====== Dataset records

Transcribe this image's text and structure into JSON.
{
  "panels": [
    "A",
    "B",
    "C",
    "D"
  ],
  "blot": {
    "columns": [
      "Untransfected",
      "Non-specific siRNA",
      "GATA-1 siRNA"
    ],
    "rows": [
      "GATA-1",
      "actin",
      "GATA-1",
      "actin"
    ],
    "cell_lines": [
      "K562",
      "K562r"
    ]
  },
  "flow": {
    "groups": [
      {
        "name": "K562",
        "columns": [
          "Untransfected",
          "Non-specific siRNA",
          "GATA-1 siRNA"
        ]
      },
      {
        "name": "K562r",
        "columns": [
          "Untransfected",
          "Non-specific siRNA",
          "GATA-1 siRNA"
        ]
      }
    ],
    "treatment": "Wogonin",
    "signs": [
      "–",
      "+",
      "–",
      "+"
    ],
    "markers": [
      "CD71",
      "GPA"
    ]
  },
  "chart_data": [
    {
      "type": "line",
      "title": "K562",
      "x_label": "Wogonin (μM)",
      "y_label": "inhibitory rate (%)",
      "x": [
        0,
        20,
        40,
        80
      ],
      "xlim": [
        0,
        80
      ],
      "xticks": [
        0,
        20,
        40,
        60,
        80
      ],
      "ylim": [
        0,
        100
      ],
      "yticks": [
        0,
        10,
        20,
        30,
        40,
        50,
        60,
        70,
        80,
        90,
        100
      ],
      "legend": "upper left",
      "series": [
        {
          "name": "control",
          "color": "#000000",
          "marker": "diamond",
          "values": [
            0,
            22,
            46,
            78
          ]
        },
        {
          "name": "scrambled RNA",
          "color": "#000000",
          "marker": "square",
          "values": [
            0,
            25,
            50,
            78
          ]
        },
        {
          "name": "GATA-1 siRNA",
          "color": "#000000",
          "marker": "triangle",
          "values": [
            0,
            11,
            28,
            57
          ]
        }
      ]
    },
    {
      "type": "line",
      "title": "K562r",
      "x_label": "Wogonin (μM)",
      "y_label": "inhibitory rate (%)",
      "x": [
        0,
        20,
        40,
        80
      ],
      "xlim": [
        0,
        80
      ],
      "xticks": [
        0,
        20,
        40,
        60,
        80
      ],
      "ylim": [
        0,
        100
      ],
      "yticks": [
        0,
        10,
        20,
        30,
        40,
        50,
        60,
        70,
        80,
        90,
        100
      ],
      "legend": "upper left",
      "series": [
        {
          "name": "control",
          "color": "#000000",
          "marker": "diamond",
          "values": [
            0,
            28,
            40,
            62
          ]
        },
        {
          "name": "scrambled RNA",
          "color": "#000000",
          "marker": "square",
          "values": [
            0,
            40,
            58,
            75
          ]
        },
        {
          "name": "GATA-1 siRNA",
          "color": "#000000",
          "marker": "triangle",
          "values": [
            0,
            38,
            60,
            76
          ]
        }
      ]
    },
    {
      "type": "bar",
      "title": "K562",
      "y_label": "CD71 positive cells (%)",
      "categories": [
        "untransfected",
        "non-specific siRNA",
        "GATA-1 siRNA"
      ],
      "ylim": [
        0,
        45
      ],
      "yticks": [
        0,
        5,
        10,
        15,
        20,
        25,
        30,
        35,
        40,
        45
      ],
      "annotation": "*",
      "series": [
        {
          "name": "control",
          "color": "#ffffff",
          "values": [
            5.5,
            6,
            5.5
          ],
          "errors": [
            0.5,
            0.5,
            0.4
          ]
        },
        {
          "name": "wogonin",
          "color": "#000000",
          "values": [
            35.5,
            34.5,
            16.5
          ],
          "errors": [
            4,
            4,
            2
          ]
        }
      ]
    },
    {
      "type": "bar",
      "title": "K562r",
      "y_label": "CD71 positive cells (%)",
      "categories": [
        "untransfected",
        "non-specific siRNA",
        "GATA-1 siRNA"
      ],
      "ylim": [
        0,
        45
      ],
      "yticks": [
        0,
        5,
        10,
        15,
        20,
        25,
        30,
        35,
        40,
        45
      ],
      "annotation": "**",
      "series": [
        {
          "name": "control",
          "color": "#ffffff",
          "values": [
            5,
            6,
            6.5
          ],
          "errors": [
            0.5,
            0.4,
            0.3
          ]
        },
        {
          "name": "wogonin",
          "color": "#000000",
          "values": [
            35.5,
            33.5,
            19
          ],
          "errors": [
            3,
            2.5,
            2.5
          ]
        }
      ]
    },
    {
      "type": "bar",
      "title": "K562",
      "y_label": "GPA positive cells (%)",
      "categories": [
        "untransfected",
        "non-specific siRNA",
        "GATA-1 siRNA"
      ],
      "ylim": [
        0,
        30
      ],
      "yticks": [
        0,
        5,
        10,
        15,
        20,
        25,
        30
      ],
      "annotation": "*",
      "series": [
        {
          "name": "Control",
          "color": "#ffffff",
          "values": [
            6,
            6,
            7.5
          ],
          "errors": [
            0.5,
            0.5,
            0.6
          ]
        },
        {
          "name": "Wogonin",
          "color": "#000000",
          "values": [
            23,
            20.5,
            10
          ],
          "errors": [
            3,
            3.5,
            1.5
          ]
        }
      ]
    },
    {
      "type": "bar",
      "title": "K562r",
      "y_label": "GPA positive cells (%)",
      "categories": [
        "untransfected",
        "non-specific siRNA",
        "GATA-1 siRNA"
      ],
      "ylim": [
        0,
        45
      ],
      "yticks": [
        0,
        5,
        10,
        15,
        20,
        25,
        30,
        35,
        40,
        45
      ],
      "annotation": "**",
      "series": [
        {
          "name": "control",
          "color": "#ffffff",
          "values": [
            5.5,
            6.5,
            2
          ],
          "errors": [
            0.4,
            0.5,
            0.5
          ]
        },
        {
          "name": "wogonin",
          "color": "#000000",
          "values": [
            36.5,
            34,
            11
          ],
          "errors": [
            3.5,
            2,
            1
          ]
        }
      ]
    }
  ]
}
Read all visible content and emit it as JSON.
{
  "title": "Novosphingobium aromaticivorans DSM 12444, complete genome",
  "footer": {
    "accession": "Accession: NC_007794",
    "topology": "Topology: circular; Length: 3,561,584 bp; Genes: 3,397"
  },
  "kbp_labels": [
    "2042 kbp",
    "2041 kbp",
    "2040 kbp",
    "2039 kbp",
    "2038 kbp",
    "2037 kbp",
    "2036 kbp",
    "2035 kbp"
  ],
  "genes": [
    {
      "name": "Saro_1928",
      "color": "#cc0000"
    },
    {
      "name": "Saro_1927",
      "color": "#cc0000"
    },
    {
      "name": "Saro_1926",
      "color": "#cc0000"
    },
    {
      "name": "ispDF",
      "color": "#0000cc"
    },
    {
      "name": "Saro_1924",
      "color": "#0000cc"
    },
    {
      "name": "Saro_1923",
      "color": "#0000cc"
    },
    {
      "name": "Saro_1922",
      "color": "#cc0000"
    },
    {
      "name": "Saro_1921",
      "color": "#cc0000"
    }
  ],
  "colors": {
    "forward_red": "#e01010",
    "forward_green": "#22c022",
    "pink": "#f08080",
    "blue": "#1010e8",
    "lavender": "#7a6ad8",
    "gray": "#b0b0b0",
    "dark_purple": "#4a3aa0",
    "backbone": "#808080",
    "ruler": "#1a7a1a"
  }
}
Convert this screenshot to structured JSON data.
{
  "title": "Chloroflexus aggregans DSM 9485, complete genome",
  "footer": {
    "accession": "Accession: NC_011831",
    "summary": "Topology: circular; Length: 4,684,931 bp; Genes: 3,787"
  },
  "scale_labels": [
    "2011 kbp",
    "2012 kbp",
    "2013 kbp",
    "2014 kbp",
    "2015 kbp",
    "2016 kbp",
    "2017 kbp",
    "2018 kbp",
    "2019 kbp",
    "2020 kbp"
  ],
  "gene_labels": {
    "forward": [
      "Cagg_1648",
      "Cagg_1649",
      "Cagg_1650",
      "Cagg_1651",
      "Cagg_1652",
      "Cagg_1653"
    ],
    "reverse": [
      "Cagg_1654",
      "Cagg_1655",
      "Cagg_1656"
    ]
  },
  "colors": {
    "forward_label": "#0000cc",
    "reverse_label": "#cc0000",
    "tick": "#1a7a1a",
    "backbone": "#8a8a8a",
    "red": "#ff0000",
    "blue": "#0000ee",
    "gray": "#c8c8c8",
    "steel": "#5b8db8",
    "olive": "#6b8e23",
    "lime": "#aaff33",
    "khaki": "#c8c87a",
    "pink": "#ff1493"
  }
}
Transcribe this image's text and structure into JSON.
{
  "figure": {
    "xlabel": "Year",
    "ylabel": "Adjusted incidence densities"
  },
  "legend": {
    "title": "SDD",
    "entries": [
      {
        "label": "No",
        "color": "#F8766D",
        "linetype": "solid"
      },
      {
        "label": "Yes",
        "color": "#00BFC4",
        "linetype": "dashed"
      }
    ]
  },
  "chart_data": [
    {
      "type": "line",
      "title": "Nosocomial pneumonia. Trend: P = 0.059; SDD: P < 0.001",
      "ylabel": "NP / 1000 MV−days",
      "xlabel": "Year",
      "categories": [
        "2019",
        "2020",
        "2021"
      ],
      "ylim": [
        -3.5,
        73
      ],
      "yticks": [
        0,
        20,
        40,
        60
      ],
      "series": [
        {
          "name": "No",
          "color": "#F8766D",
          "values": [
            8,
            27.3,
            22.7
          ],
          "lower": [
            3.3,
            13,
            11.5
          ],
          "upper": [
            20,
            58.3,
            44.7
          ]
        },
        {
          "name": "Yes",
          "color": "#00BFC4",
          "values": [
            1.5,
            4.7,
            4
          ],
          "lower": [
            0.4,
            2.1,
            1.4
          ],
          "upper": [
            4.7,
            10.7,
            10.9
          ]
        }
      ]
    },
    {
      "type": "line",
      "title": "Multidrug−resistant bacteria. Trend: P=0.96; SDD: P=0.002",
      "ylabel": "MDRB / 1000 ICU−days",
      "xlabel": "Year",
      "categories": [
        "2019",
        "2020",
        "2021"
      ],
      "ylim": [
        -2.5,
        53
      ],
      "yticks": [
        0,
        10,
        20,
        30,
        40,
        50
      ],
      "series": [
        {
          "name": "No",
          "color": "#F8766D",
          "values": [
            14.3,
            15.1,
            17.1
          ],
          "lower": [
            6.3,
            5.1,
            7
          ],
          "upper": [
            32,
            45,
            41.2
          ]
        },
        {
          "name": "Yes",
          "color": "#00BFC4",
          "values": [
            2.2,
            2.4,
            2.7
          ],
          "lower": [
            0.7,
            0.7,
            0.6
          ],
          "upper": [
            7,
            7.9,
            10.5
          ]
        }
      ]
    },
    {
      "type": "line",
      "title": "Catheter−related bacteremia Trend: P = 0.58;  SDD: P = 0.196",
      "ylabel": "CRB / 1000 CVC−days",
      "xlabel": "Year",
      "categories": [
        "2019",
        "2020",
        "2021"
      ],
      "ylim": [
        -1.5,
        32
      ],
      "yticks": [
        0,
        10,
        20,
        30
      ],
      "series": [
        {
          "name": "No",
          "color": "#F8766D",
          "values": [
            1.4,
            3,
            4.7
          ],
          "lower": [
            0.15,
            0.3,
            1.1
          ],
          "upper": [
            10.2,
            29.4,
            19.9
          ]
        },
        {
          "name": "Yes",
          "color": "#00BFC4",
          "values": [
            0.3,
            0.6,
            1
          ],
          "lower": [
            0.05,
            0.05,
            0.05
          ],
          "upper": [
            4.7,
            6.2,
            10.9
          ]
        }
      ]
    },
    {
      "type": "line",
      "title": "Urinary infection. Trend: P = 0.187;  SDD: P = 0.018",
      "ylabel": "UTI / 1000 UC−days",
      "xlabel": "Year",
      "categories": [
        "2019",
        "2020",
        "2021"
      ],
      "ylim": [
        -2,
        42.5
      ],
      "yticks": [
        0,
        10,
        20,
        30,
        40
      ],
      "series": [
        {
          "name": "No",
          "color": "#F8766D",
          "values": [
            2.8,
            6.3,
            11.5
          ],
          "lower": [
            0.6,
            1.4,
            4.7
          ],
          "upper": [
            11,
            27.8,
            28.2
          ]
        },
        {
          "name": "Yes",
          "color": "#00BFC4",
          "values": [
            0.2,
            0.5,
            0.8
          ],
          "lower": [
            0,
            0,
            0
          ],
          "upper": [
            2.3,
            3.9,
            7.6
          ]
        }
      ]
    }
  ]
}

============

What the task asks: Report all lines above with "accession".

Result:
    "accession": "Accession: NC_007794",
    "accession": "Accession: NC_011831",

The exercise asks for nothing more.